═════ Quoted text ═════
Whenever an object is traveling upwards, why would its acceleration always be -10 m/s^2 (taking downwards as positive)? If the object is thrown faster, would not the acceleration increase? In the case of my previous question, why is the object not traveling upwards at an acceleration of -4.0m/s^2 instead after the rope snapped? Thank you.

johnlittlephysics said

at 9:14 pm on Jul 26, 2013

1. If sign convention downwards is positive, acceleration due to gravity (downwards, due to its weight) would be positive: 10 m/s^2.
2. If you are referring to the acceleration due to the force of throwing, this acceleration only occurs when object is being thrown (e.g. hand still holding the object, contact force due to hand is acting). Once the object leaves the hand, the force due to the hand stops acting on the object, since there is no more contact (force).
In this case, only weight acts, and acceleration is due to gravity (10 m/s^2 downwards). (Fnet = ma, W = mg)
3. In previous question, as I mentioned, once rope snaps, no more tension, only weight acts on object,
Fnet = W, so a = g, acceleration due to gravity, in downwards direction, by Newton's 2nd law. Can u show me how you arrive at -4.0 m/s^2?

Elizabeth Tong said

at 9:31 pm on Jul 26, 2013

The box was traveling upwards at an acceleration of -4.0m/s^2, so I thought that the acceleration will remain even though the string snapped- but I understand the correct answer now.

johnlittlephysics said

at 9:41 pm on Jul 26, 2013

Ok. Note that acceleration is not caused by the velocity.
═════ Exercise input ═════
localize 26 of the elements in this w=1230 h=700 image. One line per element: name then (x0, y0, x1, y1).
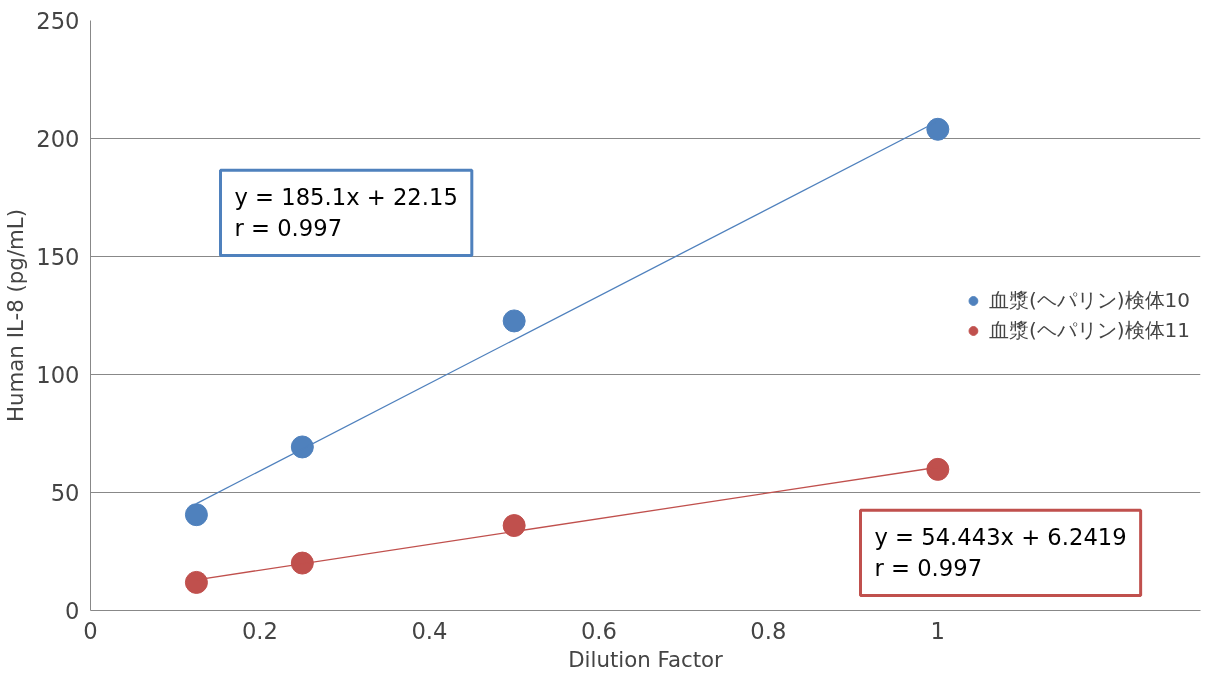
x-tick-label: 0.8 (750, 617, 787, 644)
y-tick-label: 50 (50, 480, 80, 506)
y-tick-label: 0 (65, 598, 80, 624)
x-axis-title: Dilution Factor (568, 646, 724, 672)
annotation: y = 185.1x + 22.15 r = 0.997 (234, 184, 458, 242)
x-tick-label: 0.4 (411, 617, 448, 644)
point (926, 117, 950, 141)
point (502, 514, 526, 538)
point (184, 570, 208, 594)
annotation: y = 54.443x + 6.2419 r = 0.997 (874, 524, 1127, 582)
point (502, 309, 526, 333)
point (290, 551, 314, 575)
y-tick-label: 150 (36, 244, 80, 270)
point (926, 457, 950, 481)
y-tick-label: 250 (36, 8, 80, 34)
x-tick-label: 0 (83, 617, 98, 644)
x-tick-label: 1 (930, 617, 946, 644)
legend-label: 血漿(ヘパリン)検体10 (988, 286, 1190, 314)
y-tick-label: 200 (36, 126, 80, 152)
y-tick-label: 100 (36, 362, 80, 388)
x-tick-label: 0.6 (580, 617, 617, 644)
legend-label: 血漿(ヘパリン)検体11 (988, 316, 1190, 344)
x-tick-label: 0.2 (241, 617, 278, 644)
point (290, 435, 314, 459)
y-axis-title: Human IL-8 (pg/mL) (3, 208, 29, 423)
point (184, 503, 208, 527)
═════
→ **Given exercise 1**:
Answer these questions from the forum thread on acceleration:
(a) At what time and on what date did Elizabeth Tong post?
(b) According to johnlittlephysics, what is the only force acting on the object once the rope snaps?
(c) What acceleration did Elizabeth Tong say the box had while traveling upwards?
→ **Given exercise 2**: Print every line of the records exactly, leaving out any pictures.
The forum thread and the records are separate material.

→ **Correct answer 1**:
(a) 9:31 pm on Jul 26, 2013
(b) Its weight
(c) -4.0 m/s^2

→ **Correct answer 2**:
localize 26 of the elements in this w=1230 h=700 image. One line per element: name then (x0, y0, x1, y1).
x-tick-label: 0.8 (750, 617, 787, 644)
y-tick-label: 50 (50, 480, 80, 506)
y-tick-label: 0 (65, 598, 80, 624)
x-axis-title: Dilution Factor (568, 646, 724, 672)
annotation: y = 185.1x + 22.15 r = 0.997 (234, 184, 458, 242)
x-tick-label: 0.4 (411, 617, 448, 644)
point (926, 117, 950, 141)
point (502, 514, 526, 538)
point (184, 570, 208, 594)
annotation: y = 54.443x + 6.2419 r = 0.997 (874, 524, 1127, 582)
point (502, 309, 526, 333)
point (290, 551, 314, 575)
y-tick-label: 150 (36, 244, 80, 270)
point (926, 457, 950, 481)
y-tick-label: 250 (36, 8, 80, 34)
x-tick-label: 0 (83, 617, 98, 644)
x-tick-label: 1 (930, 617, 946, 644)
legend-label: 血漿(ヘパリン)検体10 (988, 286, 1190, 314)
y-tick-label: 200 (36, 126, 80, 152)
y-tick-label: 100 (36, 362, 80, 388)
x-tick-label: 0.6 (580, 617, 617, 644)
legend-label: 血漿(ヘパリン)検体11 (988, 316, 1190, 344)
x-tick-label: 0.2 (241, 617, 278, 644)
point (290, 435, 314, 459)
y-axis-title: Human IL-8 (pg/mL) (3, 208, 29, 423)
point (184, 503, 208, 527)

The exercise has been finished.